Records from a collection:
+===+

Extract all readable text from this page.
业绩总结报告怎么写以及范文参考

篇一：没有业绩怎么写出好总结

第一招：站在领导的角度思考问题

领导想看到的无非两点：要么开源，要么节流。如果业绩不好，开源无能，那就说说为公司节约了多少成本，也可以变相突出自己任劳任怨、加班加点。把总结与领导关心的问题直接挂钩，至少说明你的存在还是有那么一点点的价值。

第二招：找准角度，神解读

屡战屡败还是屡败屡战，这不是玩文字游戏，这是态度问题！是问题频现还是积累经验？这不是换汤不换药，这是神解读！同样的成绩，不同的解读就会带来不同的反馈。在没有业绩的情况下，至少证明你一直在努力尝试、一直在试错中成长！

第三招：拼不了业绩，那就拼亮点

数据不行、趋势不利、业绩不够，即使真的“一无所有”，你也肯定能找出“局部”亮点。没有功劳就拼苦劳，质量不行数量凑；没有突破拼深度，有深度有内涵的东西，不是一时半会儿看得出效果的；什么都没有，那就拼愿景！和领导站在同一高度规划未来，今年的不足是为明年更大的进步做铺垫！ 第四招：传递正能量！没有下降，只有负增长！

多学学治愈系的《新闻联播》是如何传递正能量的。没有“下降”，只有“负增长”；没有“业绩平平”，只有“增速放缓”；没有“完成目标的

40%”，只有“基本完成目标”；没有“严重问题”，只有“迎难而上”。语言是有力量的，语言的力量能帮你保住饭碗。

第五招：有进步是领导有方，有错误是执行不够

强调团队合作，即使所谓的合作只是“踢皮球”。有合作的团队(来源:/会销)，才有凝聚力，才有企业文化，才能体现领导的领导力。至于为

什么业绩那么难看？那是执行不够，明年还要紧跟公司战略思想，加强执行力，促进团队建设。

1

+===+

» **Task objective**: Write out all the records above again, exactly as they stand.

» **The solution**:
Extract all readable text from this page.
业绩总结报告怎么写以及范文参考

篇一：没有业绩怎么写出好总结

第一招：站在领导的角度思考问题

领导想看到的无非两点：要么开源，要么节流。如果业绩不好，开源无能，那就说说为公司节约了多少成本，也可以变相突出自己任劳任怨、加班加点。把总结与领导关心的问题直接挂钩，至少说明你的存在还是有那么一点点的价值。

第二招：找准角度，神解读

屡战屡败还是屡败屡战，这不是玩文字游戏，这是态度问题！是问题频现还是积累经验？这不是换汤不换药，这是神解读！同样的成绩，不同的解读就会带来不同的反馈。在没有业绩的情况下，至少证明你一直在努力尝试、一直在试错中成长！

第三招：拼不了业绩，那就拼亮点

数据不行、趋势不利、业绩不够，即使真的“一无所有”，你也肯定能找出“局部”亮点。没有功劳就拼苦劳，质量不行数量凑；没有突破拼深度，有深度有内涵的东西，不是一时半会儿看得出效果的；什么都没有，那就拼愿景！和领导站在同一高度规划未来，今年的不足是为明年更大的进步做铺垫！ 第四招：传递正能量！没有下降，只有负增长！

多学学治愈系的《新闻联播》是如何传递正能量的。没有“下降”，只有“负增长”；没有“业绩平平”，只有“增速放缓”；没有“完成目标的

40%”，只有“基本完成目标”；没有“严重问题”，只有“迎难而上”。语言是有力量的，语言的力量能帮你保住饭碗。

第五招：有进步是领导有方，有错误是执行不够

强调团队合作，即使所谓的合作只是“踢皮球”。有合作的团队(来源:/会销)，才有凝聚力，才有企业文化，才能体现领导的领导力。至于为

什么业绩那么难看？那是执行不够，明年还要紧跟公司战略思想，加强执行力，促进团队建设。

1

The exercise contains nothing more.